#### Records to process
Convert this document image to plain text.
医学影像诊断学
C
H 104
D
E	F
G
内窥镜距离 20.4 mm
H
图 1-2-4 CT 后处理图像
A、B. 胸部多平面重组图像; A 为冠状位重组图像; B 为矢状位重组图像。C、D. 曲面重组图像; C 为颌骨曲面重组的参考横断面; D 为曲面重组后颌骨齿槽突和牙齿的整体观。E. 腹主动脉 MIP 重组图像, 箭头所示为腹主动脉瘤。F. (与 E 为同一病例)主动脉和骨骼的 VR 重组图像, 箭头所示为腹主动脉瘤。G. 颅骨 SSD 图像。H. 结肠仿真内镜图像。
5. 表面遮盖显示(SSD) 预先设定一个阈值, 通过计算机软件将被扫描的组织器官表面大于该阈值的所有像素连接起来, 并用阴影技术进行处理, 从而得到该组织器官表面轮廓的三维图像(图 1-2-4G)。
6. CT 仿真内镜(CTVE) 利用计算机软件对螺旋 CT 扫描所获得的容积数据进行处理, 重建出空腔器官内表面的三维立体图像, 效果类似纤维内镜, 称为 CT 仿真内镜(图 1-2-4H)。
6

#### Required task
Output the records above in their entirety, exactly.

#### Worked solution
Convert this document image to plain text.
医学影像诊断学
C
H 104
D
E	F
G
内窥镜距离 20.4 mm
H
图 1-2-4 CT 后处理图像
A、B. 胸部多平面重组图像; A 为冠状位重组图像; B 为矢状位重组图像。C、D. 曲面重组图像; C 为颌骨曲面重组的参考横断面; D 为曲面重组后颌骨齿槽突和牙齿的整体观。E. 腹主动脉 MIP 重组图像, 箭头所示为腹主动脉瘤。F. (与 E 为同一病例)主动脉和骨骼的 VR 重组图像, 箭头所示为腹主动脉瘤。G. 颅骨 SSD 图像。H. 结肠仿真内镜图像。
5. 表面遮盖显示(SSD) 预先设定一个阈值, 通过计算机软件将被扫描的组织器官表面大于该阈值的所有像素连接起来, 并用阴影技术进行处理, 从而得到该组织器官表面轮廓的三维图像(图 1-2-4G)。
6. CT 仿真内镜(CTVE) 利用计算机软件对螺旋 CT 扫描所获得的容积数据进行处理, 重建出空腔器官内表面的三维立体图像, 效果类似纤维内镜, 称为 CT 仿真内镜(图 1-2-4H)。
6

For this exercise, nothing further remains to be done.